++++ Entries shown

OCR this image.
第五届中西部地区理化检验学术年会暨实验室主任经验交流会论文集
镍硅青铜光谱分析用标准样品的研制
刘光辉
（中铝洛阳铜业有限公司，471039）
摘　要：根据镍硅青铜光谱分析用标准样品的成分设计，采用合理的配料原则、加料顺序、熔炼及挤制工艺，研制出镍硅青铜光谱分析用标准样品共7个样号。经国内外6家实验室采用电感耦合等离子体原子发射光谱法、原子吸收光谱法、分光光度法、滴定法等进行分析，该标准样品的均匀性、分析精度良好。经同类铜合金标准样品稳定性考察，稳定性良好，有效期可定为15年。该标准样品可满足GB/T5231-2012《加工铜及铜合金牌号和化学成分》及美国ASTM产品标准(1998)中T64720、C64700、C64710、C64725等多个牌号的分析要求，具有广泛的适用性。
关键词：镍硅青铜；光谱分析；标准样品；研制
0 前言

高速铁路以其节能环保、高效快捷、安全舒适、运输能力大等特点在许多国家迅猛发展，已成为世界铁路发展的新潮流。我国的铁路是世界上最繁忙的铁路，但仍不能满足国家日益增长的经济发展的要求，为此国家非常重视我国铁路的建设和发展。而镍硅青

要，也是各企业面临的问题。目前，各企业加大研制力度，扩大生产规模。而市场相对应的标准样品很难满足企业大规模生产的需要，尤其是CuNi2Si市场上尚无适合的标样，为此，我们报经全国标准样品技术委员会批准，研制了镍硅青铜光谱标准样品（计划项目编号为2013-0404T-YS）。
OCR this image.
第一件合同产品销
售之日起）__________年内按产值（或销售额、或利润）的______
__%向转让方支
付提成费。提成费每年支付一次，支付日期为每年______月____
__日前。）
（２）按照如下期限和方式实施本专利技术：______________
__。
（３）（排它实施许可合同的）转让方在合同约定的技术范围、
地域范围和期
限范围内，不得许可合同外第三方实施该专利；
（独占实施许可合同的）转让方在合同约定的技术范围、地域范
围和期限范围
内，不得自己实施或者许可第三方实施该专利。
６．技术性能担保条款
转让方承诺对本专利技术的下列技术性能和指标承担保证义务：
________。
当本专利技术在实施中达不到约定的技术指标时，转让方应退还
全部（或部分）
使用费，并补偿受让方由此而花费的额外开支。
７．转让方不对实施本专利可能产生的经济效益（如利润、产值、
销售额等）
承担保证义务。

++++++++

* **Directions for this task**
Extract the whole listing, character for character.

* **Finished task**
OCR this image.
第五届中西部地区理化检验学术年会暨实验室主任经验交流会论文集
镍硅青铜光谱分析用标准样品的研制
刘光辉
（中铝洛阳铜业有限公司，471039）
摘　要：根据镍硅青铜光谱分析用标准样品的成分设计，采用合理的配料原则、加料顺序、熔炼及挤制工艺，研制出镍硅青铜光谱分析用标准样品共7个样号。经国内外6家实验室采用电感耦合等离子体原子发射光谱法、原子吸收光谱法、分光光度法、滴定法等进行分析，该标准样品的均匀性、分析精度良好。经同类铜合金标准样品稳定性考察，稳定性良好，有效期可定为15年。该标准样品可满足GB/T5231-2012《加工铜及铜合金牌号和化学成分》及美国ASTM产品标准(1998)中T64720、C64700、C64710、C64725等多个牌号的分析要求，具有广泛的适用性。
关键词：镍硅青铜；光谱分析；标准样品；研制
0 前言

高速铁路以其节能环保、高效快捷、安全舒适、运输能力大等特点在许多国家迅猛发展，已成为世界铁路发展的新潮流。我国的铁路是世界上最繁忙的铁路，但仍不能满足国家日益增长的经济发展的要求，为此国家非常重视我国铁路的建设和发展。而镍硅青

要，也是各企业面临的问题。目前，各企业加大研制力度，扩大生产规模。而市场相对应的标准样品很难满足企业大规模生产的需要，尤其是CuNi2Si市场上尚无适合的标样，为此，我们报经全国标准样品技术委员会批准，研制了镍硅青铜光谱标准样品（计划项目编号为2013-0404T-YS）。
OCR this image.
第一件合同产品销
售之日起）__________年内按产值（或销售额、或利润）的______
__%向转让方支
付提成费。提成费每年支付一次，支付日期为每年______月____
__日前。）
（２）按照如下期限和方式实施本专利技术：______________
__。
（３）（排它实施许可合同的）转让方在合同约定的技术范围、
地域范围和期
限范围内，不得许可合同外第三方实施该专利；
（独占实施许可合同的）转让方在合同约定的技术范围、地域范
围和期限范围
内，不得自己实施或者许可第三方实施该专利。
６．技术性能担保条款
转让方承诺对本专利技术的下列技术性能和指标承担保证义务：
________。
当本专利技术在实施中达不到约定的技术指标时，转让方应退还
全部（或部分）
使用费，并补偿受让方由此而花费的额外开支。
７．转让方不对实施本专利可能产生的经济效益（如利润、产值、
销售额等）
承担保证义务。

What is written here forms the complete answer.